## Start Dataset records
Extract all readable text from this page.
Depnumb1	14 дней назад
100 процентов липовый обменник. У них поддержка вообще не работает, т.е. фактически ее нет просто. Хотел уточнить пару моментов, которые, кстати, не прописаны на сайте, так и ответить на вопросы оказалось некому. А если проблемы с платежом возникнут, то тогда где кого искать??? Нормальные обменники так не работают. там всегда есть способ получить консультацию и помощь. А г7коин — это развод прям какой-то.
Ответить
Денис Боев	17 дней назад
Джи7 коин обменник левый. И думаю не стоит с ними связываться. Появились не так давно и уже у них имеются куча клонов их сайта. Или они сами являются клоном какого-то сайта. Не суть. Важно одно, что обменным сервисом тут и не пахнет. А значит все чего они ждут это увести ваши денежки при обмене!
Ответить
## End Dataset records
**Task instructions:**
Your task is to reproduce the whole listing exactly.

**Solved exercise:**
Extract all readable text from this page.
Depnumb1	14 дней назад
100 процентов липовый обменник. У них поддержка вообще не работает, т.е. фактически ее нет просто. Хотел уточнить пару моментов, которые, кстати, не прописаны на сайте, так и ответить на вопросы оказалось некому. А если проблемы с платежом возникнут, то тогда где кого искать??? Нормальные обменники так не работают. там всегда есть способ получить консультацию и помощь. А г7коин — это развод прям какой-то.
Ответить
Денис Боев	17 дней назад
Джи7 коин обменник левый. И думаю не стоит с ними связываться. Появились не так давно и уже у них имеются куча клонов их сайта. Или они сами являются клоном какого-то сайта. Не суть. Важно одно, что обменным сервисом тут и не пахнет. А значит все чего они ждут это увести ваши денежки при обмене!
Ответить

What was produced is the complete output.